▸ **WHAT TO WORK ON**
Report how many lines contain "Hechiceros". The answer is a single number.

▸ **DATASET EXCERPTS**
::::
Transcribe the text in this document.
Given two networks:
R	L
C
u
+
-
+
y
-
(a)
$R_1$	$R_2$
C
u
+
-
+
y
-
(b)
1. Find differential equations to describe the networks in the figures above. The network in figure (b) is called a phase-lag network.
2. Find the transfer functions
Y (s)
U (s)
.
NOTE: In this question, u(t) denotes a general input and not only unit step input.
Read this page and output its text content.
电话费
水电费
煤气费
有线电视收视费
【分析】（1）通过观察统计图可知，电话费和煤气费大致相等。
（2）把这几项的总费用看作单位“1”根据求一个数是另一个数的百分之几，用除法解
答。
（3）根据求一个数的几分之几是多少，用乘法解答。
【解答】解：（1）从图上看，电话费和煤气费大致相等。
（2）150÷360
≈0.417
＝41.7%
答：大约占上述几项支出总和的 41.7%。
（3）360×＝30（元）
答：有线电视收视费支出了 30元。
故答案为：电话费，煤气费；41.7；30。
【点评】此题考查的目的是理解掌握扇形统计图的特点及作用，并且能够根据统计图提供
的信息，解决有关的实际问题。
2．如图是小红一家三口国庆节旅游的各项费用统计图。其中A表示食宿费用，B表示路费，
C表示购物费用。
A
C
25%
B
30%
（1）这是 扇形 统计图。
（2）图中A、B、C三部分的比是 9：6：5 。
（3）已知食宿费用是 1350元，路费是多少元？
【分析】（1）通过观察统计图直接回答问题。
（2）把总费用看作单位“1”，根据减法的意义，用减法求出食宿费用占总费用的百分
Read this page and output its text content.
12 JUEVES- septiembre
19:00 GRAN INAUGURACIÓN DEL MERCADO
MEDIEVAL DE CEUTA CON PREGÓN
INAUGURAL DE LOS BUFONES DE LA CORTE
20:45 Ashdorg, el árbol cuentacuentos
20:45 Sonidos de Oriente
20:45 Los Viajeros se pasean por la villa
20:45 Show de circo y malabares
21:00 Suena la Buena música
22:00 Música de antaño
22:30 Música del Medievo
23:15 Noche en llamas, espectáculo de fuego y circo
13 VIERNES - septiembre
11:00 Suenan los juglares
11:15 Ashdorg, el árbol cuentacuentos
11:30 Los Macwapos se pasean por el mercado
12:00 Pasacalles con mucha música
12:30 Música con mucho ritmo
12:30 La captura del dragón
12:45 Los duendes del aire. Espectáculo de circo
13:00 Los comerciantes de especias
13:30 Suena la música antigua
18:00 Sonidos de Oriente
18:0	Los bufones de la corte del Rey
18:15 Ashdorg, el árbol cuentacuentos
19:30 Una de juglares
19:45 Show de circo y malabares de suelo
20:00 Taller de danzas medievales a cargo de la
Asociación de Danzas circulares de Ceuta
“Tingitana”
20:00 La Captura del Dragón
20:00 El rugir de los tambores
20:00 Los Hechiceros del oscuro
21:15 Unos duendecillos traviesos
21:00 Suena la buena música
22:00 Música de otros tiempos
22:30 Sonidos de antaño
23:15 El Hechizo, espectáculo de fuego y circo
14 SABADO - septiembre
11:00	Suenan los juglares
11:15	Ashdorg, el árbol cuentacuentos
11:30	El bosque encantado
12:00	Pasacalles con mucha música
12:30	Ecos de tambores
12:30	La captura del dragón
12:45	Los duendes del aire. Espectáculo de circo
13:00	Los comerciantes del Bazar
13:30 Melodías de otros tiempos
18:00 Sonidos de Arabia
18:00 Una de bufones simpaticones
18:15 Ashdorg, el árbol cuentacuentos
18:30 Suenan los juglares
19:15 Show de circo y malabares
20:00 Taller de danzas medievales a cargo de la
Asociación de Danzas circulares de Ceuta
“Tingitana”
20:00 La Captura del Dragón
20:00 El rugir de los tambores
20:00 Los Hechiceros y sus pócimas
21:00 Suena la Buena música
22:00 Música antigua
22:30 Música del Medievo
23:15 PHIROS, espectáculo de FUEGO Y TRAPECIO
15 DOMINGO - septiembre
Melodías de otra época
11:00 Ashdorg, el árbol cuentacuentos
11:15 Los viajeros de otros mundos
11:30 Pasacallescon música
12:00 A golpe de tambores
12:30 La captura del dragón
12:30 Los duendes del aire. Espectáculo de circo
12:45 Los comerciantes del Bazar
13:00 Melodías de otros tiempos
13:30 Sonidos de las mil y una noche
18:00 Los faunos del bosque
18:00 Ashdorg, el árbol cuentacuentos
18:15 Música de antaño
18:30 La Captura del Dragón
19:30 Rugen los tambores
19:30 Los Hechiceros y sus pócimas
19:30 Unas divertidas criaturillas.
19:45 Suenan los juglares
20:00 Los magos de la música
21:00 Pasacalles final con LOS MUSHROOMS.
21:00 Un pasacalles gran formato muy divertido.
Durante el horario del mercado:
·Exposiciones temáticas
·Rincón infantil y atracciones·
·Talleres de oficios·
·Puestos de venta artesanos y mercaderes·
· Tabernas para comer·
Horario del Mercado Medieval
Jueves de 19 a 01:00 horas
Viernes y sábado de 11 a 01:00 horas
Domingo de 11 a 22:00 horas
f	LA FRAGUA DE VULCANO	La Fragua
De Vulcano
::::
▸ **ANSWER BELOW**
3